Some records

— Start —

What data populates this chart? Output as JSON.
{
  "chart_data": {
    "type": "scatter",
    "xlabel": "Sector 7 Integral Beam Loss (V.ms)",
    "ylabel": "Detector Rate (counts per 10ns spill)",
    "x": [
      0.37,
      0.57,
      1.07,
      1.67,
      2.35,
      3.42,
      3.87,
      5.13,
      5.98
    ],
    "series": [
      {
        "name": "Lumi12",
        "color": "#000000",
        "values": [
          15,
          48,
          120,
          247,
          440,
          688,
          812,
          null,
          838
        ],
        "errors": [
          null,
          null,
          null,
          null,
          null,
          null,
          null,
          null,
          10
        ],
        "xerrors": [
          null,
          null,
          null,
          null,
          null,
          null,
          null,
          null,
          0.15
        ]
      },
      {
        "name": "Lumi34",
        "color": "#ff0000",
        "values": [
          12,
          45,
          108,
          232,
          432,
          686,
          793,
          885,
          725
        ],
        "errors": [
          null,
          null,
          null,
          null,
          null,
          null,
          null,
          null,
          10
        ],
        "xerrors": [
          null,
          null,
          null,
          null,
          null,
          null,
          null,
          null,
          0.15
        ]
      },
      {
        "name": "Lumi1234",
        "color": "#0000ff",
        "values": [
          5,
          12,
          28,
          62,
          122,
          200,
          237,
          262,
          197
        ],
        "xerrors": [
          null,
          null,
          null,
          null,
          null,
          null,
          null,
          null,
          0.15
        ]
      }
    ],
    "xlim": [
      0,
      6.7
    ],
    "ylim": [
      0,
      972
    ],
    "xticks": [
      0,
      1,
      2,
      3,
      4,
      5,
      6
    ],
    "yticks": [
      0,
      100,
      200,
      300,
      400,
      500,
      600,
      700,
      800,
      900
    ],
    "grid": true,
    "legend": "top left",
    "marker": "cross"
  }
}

— End —

PROBLEM: Faithfully reproduce all of the records, character for character.

FINISHED TASK:
What data populates this chart? Output as JSON.
{
  "chart_data": {
    "type": "scatter",
    "xlabel": "Sector 7 Integral Beam Loss (V.ms)",
    "ylabel": "Detector Rate (counts per 10ns spill)",
    "x": [
      0.37,
      0.57,
      1.07,
      1.67,
      2.35,
      3.42,
      3.87,
      5.13,
      5.98
    ],
    "series": [
      {
        "name": "Lumi12",
        "color": "#000000",
        "values": [
          15,
          48,
          120,
          247,
          440,
          688,
          812,
          null,
          838
        ],
        "errors": [
          null,
          null,
          null,
          null,
          null,
          null,
          null,
          null,
          10
        ],
        "xerrors": [
          null,
          null,
          null,
          null,
          null,
          null,
          null,
          null,
          0.15
        ]
      },
      {
        "name": "Lumi34",
        "color": "#ff0000",
        "values": [
          12,
          45,
          108,
          232,
          432,
          686,
          793,
          885,
          725
        ],
        "errors": [
          null,
          null,
          null,
          null,
          null,
          null,
          null,
          null,
          10
        ],
        "xerrors": [
          null,
          null,
          null,
          null,
          null,
          null,
          null,
          null,
          0.15
        ]
      },
      {
        "name": "Lumi1234",
        "color": "#0000ff",
        "values": [
          5,
          12,
          28,
          62,
          122,
          200,
          237,
          262,
          197
        ],
        "xerrors": [
          null,
          null,
          null,
          null,
          null,
          null,
          null,
          null,
          0.15
        ]
      }
    ],
    "xlim": [
      0,
      6.7
    ],
    "ylim": [
      0,
      972
    ],
    "xticks": [
      0,
      1,
      2,
      3,
      4,
      5,
      6
    ],
    "yticks": [
      0,
      100,
      200,
      300,
      400,
      500,
      600,
      700,
      800,
      900
    ],
    "grid": true,
    "legend": "top left",
    "marker": "cross"
  }
}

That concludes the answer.